Recorded data
********************

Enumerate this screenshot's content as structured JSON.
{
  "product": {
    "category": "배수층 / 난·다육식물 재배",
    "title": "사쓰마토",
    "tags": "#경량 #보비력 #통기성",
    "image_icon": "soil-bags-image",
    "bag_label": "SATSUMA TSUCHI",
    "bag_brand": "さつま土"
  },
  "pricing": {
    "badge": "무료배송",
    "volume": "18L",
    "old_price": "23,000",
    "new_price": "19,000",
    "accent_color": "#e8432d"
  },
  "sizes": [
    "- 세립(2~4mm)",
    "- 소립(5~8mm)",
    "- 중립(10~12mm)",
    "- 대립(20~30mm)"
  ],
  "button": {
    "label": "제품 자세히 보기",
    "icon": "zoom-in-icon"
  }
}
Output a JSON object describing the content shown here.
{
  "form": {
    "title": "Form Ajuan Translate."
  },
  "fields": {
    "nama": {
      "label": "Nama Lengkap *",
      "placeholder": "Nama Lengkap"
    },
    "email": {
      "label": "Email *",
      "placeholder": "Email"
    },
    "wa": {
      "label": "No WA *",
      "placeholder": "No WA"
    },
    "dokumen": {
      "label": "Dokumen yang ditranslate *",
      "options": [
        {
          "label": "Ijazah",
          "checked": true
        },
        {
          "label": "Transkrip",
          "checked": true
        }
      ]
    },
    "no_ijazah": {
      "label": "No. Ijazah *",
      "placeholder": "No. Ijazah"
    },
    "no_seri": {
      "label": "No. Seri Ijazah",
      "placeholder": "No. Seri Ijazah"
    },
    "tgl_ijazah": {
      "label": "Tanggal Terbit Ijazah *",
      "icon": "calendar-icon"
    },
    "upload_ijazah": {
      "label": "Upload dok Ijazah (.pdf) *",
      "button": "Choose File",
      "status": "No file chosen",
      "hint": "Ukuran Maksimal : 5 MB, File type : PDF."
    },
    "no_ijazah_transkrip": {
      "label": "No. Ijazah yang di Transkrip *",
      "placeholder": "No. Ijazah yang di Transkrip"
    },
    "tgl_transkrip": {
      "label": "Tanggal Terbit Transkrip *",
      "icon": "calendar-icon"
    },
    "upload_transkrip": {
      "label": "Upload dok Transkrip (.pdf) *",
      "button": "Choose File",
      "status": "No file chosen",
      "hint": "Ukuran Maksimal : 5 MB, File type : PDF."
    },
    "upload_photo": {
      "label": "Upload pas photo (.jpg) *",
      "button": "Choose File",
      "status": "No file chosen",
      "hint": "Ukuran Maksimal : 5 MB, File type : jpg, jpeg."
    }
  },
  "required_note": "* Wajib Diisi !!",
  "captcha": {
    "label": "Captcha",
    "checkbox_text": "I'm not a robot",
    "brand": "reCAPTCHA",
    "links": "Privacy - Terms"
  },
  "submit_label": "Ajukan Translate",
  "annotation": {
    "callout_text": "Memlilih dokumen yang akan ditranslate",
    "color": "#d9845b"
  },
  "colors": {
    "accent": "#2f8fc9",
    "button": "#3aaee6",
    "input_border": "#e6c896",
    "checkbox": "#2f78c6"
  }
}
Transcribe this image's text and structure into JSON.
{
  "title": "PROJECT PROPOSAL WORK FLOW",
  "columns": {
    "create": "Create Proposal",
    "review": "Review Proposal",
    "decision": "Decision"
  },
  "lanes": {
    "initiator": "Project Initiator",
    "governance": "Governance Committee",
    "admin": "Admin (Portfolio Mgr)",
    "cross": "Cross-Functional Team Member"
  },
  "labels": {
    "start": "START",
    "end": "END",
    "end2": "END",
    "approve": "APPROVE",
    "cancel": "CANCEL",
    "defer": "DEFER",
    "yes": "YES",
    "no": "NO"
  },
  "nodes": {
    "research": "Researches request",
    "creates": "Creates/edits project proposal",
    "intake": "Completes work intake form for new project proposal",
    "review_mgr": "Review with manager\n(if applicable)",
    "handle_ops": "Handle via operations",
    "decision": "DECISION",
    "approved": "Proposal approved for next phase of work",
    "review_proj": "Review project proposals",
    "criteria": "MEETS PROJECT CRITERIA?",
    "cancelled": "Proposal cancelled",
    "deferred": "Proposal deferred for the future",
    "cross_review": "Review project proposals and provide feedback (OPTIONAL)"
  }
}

********************

Which lines above hold the word "content"? Copy each of them.

#### [TASK RESPONSE]
Enumerate this screenshot's content as structured JSON.
Output a JSON object describing the content shown here.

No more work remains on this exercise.